In the data below, find every line that has the string "name", and copy it.

[TASK INPUTS start]

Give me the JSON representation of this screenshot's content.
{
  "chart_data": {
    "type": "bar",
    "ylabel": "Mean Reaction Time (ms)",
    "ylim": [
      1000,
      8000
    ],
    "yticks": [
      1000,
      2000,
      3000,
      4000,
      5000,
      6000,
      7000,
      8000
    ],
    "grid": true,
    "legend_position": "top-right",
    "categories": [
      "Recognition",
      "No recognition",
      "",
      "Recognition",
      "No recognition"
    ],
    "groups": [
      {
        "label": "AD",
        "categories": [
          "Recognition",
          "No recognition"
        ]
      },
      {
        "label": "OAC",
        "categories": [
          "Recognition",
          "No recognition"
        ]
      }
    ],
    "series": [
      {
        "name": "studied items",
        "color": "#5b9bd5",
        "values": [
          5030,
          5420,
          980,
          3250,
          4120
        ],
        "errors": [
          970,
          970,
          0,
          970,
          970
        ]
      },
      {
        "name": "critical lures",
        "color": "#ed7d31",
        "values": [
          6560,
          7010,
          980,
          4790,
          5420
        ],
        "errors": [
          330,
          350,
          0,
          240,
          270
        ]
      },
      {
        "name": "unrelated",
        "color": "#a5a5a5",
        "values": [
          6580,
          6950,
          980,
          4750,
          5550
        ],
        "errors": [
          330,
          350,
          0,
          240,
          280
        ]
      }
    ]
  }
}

[TASK INPUTS end]

CORRECT OUTPUT →
        "name": "studied items",
        "name": "critical lures",
        "name": "unrelated",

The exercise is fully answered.